### Aim
Search the records below for the word "from" and show every line where it occurs.
* BEGIN Data to use *
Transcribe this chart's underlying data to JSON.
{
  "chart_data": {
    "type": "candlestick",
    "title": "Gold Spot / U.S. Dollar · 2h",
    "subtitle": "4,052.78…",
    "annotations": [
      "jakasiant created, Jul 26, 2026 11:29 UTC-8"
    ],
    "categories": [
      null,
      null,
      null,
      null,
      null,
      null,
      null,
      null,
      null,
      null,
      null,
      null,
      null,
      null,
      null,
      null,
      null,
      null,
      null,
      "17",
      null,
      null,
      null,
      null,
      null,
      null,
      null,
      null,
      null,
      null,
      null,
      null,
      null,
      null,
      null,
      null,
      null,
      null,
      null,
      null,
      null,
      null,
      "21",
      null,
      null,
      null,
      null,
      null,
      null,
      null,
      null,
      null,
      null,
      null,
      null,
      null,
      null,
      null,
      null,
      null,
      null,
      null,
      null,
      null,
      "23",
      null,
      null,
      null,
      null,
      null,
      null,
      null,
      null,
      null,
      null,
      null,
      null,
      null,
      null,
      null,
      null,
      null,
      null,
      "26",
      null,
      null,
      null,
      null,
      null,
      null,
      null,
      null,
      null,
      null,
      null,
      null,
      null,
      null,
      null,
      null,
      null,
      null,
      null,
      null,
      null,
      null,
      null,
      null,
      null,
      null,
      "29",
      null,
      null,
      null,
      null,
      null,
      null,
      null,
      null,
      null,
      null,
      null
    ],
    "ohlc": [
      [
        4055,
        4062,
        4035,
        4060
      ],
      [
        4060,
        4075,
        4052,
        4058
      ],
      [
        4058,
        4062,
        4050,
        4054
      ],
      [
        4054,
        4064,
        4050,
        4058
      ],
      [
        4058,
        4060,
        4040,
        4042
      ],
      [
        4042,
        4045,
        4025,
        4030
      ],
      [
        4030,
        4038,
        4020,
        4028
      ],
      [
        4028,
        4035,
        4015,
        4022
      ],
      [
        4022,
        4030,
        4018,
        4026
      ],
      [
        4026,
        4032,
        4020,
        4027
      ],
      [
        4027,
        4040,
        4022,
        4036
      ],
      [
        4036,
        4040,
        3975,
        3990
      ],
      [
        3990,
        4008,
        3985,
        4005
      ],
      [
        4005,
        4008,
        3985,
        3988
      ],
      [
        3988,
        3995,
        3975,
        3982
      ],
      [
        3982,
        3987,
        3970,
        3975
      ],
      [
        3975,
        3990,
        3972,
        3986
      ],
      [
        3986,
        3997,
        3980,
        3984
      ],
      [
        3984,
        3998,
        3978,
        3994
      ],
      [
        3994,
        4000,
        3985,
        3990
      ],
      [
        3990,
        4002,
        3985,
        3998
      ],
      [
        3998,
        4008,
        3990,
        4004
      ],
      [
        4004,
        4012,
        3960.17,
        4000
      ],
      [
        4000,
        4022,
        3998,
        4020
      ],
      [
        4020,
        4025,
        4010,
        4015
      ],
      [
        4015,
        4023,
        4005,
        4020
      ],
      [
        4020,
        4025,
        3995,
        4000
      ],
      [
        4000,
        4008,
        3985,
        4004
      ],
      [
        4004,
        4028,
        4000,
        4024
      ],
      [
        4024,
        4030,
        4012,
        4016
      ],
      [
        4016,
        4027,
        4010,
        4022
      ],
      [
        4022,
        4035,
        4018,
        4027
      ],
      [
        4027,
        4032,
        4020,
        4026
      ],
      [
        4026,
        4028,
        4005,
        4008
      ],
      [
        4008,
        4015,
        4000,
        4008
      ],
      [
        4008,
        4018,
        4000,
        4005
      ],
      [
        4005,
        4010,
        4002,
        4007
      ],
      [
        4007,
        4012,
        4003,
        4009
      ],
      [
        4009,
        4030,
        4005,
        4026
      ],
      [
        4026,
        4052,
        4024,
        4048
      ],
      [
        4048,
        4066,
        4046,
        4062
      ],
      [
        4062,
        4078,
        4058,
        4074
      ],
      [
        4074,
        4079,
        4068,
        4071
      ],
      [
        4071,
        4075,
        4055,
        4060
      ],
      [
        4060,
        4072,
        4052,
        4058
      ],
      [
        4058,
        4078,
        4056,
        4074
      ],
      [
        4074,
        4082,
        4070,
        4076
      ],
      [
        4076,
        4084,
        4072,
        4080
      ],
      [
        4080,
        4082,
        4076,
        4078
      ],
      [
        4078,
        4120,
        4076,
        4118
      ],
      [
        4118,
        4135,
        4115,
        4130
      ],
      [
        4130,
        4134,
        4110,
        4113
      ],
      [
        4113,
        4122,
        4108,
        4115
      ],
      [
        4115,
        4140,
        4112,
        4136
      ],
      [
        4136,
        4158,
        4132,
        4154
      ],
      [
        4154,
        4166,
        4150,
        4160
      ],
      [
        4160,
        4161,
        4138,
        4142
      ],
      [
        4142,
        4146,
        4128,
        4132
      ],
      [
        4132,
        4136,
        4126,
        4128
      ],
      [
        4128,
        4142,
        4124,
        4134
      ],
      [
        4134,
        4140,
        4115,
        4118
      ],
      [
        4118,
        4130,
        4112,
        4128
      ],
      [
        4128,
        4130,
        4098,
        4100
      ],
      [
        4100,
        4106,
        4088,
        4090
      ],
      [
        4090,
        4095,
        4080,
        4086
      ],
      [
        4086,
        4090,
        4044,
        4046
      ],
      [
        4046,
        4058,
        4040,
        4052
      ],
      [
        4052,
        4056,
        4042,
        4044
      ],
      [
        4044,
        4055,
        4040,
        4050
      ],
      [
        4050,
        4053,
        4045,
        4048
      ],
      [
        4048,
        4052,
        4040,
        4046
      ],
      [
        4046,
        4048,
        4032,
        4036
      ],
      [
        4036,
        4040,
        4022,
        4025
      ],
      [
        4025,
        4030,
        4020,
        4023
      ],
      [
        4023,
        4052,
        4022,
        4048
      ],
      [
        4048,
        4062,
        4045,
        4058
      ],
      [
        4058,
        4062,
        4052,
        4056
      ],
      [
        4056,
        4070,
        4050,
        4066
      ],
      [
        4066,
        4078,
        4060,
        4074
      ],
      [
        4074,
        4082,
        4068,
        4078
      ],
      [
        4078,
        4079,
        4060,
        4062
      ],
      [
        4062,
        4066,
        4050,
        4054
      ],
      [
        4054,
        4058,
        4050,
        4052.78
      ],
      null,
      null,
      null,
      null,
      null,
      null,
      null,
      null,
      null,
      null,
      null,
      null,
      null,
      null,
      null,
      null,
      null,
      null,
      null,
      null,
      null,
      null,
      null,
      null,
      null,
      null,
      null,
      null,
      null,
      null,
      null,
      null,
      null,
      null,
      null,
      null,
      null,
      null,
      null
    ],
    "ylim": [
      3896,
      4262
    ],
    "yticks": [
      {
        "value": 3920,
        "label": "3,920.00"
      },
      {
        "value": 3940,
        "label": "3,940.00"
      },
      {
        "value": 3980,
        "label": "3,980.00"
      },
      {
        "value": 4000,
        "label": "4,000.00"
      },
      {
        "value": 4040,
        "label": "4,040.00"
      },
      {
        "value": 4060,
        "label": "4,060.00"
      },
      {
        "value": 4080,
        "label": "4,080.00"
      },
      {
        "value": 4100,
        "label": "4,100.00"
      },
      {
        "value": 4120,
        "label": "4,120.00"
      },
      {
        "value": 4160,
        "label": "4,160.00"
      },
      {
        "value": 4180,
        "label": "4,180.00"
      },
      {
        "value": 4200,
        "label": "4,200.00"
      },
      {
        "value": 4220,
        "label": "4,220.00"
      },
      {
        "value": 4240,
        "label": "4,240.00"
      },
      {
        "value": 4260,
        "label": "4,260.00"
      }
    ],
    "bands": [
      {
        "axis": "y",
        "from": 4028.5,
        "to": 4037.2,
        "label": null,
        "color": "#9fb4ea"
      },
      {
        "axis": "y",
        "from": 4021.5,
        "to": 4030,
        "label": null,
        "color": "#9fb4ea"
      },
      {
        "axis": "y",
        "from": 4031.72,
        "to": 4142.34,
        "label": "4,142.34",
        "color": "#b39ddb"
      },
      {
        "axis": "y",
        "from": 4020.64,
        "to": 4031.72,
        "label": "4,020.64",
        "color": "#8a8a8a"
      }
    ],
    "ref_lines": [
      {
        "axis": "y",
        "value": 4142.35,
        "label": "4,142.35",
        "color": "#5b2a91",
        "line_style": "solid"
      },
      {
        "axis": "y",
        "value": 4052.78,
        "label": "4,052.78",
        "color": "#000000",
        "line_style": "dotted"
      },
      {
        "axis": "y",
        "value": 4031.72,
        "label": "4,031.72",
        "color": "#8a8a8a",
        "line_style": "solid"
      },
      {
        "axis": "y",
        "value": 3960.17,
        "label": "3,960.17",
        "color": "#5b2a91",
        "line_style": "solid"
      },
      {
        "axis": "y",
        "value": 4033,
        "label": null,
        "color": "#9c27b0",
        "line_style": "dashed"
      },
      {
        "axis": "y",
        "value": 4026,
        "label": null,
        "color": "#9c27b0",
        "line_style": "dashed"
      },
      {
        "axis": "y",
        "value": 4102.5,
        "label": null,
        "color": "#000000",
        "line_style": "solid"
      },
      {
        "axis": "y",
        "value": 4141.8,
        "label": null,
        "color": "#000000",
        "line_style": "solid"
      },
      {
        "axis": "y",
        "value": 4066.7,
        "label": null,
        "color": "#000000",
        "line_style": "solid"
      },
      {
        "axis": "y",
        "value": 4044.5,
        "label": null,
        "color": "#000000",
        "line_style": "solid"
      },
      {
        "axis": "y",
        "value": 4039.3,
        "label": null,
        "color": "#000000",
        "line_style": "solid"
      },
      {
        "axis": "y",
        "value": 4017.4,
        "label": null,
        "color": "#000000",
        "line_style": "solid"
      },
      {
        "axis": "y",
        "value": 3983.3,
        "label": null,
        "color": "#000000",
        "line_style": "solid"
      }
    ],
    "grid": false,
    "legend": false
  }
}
* END Data to use *
### Output for this exercise
        "from": 4028.5,
        "from": 4021.5,
        "from": 4031.72,
        "from": 4020.64,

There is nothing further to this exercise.